Every record here needs to be written out again exactly.
▼
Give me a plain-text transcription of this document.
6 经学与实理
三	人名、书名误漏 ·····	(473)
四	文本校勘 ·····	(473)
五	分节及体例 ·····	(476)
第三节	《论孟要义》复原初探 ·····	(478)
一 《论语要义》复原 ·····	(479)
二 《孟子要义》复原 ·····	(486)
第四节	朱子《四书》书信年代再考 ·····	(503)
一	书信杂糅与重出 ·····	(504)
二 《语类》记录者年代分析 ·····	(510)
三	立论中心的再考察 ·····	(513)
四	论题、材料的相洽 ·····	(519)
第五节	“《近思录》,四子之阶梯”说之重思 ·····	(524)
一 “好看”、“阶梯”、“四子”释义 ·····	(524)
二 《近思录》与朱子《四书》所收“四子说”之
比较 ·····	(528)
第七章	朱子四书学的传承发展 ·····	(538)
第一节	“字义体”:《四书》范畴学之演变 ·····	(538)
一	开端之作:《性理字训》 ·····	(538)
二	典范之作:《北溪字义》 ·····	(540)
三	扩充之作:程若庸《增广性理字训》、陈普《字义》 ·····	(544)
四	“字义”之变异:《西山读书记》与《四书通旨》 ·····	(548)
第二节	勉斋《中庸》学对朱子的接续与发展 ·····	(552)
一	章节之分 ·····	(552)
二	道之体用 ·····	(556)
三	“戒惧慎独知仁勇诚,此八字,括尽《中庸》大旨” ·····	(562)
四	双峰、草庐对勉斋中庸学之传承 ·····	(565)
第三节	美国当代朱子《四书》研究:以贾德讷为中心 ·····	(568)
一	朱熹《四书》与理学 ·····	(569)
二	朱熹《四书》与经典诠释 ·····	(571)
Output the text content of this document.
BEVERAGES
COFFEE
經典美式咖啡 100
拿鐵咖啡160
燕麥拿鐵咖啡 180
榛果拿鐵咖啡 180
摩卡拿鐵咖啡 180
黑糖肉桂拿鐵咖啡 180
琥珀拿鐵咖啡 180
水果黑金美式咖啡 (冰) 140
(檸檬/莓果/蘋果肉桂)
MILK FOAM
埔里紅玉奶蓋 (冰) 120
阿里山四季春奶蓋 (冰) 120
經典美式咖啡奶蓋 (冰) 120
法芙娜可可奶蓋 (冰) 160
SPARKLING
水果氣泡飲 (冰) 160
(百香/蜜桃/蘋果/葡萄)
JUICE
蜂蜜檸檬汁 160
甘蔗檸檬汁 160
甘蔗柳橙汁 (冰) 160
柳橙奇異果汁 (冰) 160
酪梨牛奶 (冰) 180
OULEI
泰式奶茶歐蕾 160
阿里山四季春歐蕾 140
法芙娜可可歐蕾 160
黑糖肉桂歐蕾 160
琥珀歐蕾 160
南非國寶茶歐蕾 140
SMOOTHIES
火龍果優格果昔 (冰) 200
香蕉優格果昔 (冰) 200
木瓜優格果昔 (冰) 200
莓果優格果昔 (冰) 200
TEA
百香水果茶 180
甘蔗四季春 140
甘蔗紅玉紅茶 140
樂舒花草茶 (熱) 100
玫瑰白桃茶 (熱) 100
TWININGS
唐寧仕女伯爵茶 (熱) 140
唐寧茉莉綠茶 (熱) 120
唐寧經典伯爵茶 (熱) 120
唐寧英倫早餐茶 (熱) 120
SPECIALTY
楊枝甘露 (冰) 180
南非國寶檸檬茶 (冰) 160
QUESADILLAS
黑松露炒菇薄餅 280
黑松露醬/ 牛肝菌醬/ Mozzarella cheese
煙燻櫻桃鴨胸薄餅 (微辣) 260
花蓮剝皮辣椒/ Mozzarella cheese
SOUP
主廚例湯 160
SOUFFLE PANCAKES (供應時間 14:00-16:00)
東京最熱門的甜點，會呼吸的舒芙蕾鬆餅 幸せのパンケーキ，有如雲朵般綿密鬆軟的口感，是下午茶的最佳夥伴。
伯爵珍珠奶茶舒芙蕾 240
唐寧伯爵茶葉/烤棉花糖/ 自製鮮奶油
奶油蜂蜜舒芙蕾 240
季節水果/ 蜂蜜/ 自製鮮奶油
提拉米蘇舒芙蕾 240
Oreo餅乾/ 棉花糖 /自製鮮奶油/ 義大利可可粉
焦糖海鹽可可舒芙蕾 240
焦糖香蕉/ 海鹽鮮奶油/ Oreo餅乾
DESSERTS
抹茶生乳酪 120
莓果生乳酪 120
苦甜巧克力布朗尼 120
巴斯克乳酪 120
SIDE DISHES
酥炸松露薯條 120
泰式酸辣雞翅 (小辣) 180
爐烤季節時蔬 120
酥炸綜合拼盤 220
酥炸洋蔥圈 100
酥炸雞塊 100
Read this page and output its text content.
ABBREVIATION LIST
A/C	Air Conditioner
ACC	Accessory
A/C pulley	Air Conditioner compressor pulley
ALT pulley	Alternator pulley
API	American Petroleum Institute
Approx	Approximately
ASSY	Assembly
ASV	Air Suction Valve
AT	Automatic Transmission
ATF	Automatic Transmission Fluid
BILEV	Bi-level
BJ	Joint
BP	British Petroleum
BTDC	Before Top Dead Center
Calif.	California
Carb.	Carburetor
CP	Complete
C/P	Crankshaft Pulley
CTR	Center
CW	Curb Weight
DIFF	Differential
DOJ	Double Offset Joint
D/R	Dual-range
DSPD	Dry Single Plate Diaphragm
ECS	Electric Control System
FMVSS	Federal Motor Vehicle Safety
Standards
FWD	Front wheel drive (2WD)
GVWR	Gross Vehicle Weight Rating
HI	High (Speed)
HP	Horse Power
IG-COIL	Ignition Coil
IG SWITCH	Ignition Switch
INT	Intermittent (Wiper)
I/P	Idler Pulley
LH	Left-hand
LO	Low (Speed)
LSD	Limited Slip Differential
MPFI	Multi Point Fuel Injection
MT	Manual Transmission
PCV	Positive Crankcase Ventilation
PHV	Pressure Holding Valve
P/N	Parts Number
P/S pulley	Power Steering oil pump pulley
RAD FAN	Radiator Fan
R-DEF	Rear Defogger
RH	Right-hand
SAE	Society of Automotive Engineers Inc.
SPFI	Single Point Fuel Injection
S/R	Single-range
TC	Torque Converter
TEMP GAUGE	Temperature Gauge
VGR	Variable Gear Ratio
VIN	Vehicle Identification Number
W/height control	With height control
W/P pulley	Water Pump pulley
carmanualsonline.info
▲
■ **Correct answer**
Give me a plain-text transcription of this document.
6 经学与实理
三	人名、书名误漏 ·····	(473)
四	文本校勘 ·····	(473)
五	分节及体例 ·····	(476)
第三节	《论孟要义》复原初探 ·····	(478)
一 《论语要义》复原 ·····	(479)
二 《孟子要义》复原 ·····	(486)
第四节	朱子《四书》书信年代再考 ·····	(503)
一	书信杂糅与重出 ·····	(504)
二 《语类》记录者年代分析 ·····	(510)
三	立论中心的再考察 ·····	(513)
四	论题、材料的相洽 ·····	(519)
第五节	“《近思录》,四子之阶梯”说之重思 ·····	(524)
一 “好看”、“阶梯”、“四子”释义 ·····	(524)
二 《近思录》与朱子《四书》所收“四子说”之
比较 ·····	(528)
第七章	朱子四书学的传承发展 ·····	(538)
第一节	“字义体”:《四书》范畴学之演变 ·····	(538)
一	开端之作:《性理字训》 ·····	(538)
二	典范之作:《北溪字义》 ·····	(540)
三	扩充之作:程若庸《增广性理字训》、陈普《字义》 ·····	(544)
四	“字义”之变异:《西山读书记》与《四书通旨》 ·····	(548)
第二节	勉斋《中庸》学对朱子的接续与发展 ·····	(552)
一	章节之分 ·····	(552)
二	道之体用 ·····	(556)
三	“戒惧慎独知仁勇诚,此八字,括尽《中庸》大旨” ·····	(562)
四	双峰、草庐对勉斋中庸学之传承 ·····	(565)
第三节	美国当代朱子《四书》研究:以贾德讷为中心 ·····	(568)
一	朱熹《四书》与理学 ·····	(569)
二	朱熹《四书》与经典诠释 ·····	(571)
Output the text content of this document.
BEVERAGES
COFFEE
經典美式咖啡 100
拿鐵咖啡160
燕麥拿鐵咖啡 180
榛果拿鐵咖啡 180
摩卡拿鐵咖啡 180
黑糖肉桂拿鐵咖啡 180
琥珀拿鐵咖啡 180
水果黑金美式咖啡 (冰) 140
(檸檬/莓果/蘋果肉桂)
MILK FOAM
埔里紅玉奶蓋 (冰) 120
阿里山四季春奶蓋 (冰) 120
經典美式咖啡奶蓋 (冰) 120
法芙娜可可奶蓋 (冰) 160
SPARKLING
水果氣泡飲 (冰) 160
(百香/蜜桃/蘋果/葡萄)
JUICE
蜂蜜檸檬汁 160
甘蔗檸檬汁 160
甘蔗柳橙汁 (冰) 160
柳橙奇異果汁 (冰) 160
酪梨牛奶 (冰) 180
OULEI
泰式奶茶歐蕾 160
阿里山四季春歐蕾 140
法芙娜可可歐蕾 160
黑糖肉桂歐蕾 160
琥珀歐蕾 160
南非國寶茶歐蕾 140
SMOOTHIES
火龍果優格果昔 (冰) 200
香蕉優格果昔 (冰) 200
木瓜優格果昔 (冰) 200
莓果優格果昔 (冰) 200
TEA
百香水果茶 180
甘蔗四季春 140
甘蔗紅玉紅茶 140
樂舒花草茶 (熱) 100
玫瑰白桃茶 (熱) 100
TWININGS
唐寧仕女伯爵茶 (熱) 140
唐寧茉莉綠茶 (熱) 120
唐寧經典伯爵茶 (熱) 120
唐寧英倫早餐茶 (熱) 120
SPECIALTY
楊枝甘露 (冰) 180
南非國寶檸檬茶 (冰) 160
QUESADILLAS
黑松露炒菇薄餅 280
黑松露醬/ 牛肝菌醬/ Mozzarella cheese
煙燻櫻桃鴨胸薄餅 (微辣) 260
花蓮剝皮辣椒/ Mozzarella cheese
SOUP
主廚例湯 160
SOUFFLE PANCAKES (供應時間 14:00-16:00)
東京最熱門的甜點，會呼吸的舒芙蕾鬆餅 幸せのパンケーキ，有如雲朵般綿密鬆軟的口感，是下午茶的最佳夥伴。
伯爵珍珠奶茶舒芙蕾 240
唐寧伯爵茶葉/烤棉花糖/ 自製鮮奶油
奶油蜂蜜舒芙蕾 240
季節水果/ 蜂蜜/ 自製鮮奶油
提拉米蘇舒芙蕾 240
Oreo餅乾/ 棉花糖 /自製鮮奶油/ 義大利可可粉
焦糖海鹽可可舒芙蕾 240
焦糖香蕉/ 海鹽鮮奶油/ Oreo餅乾
DESSERTS
抹茶生乳酪 120
莓果生乳酪 120
苦甜巧克力布朗尼 120
巴斯克乳酪 120
SIDE DISHES
酥炸松露薯條 120
泰式酸辣雞翅 (小辣) 180
爐烤季節時蔬 120
酥炸綜合拼盤 220
酥炸洋蔥圈 100
酥炸雞塊 100
Read this page and output its text content.
ABBREVIATION LIST
A/C	Air Conditioner
ACC	Accessory
A/C pulley	Air Conditioner compressor pulley
ALT pulley	Alternator pulley
API	American Petroleum Institute
Approx	Approximately
ASSY	Assembly
ASV	Air Suction Valve
AT	Automatic Transmission
ATF	Automatic Transmission Fluid
BILEV	Bi-level
BJ	Joint
BP	British Petroleum
BTDC	Before Top Dead Center
Calif.	California
Carb.	Carburetor
CP	Complete
C/P	Crankshaft Pulley
CTR	Center
CW	Curb Weight
DIFF	Differential
DOJ	Double Offset Joint
D/R	Dual-range
DSPD	Dry Single Plate Diaphragm
ECS	Electric Control System
FMVSS	Federal Motor Vehicle Safety
Standards
FWD	Front wheel drive (2WD)
GVWR	Gross Vehicle Weight Rating
HI	High (Speed)
HP	Horse Power
IG-COIL	Ignition Coil
IG SWITCH	Ignition Switch
INT	Intermittent (Wiper)
I/P	Idler Pulley
LH	Left-hand
LO	Low (Speed)
LSD	Limited Slip Differential
MPFI	Multi Point Fuel Injection
MT	Manual Transmission
PCV	Positive Crankcase Ventilation
PHV	Pressure Holding Valve
P/N	Parts Number
P/S pulley	Power Steering oil pump pulley
RAD FAN	Radiator Fan
R-DEF	Rear Defogger
RH	Right-hand
SAE	Society of Automotive Engineers Inc.
SPFI	Single Point Fuel Injection
S/R	Single-range
TC	Torque Converter
TEMP GAUGE	Temperature Gauge
VGR	Variable Gear Ratio
VIN	Vehicle Identification Number
W/height control	With height control
W/P pulley	Water Pump pulley
carmanualsonline.info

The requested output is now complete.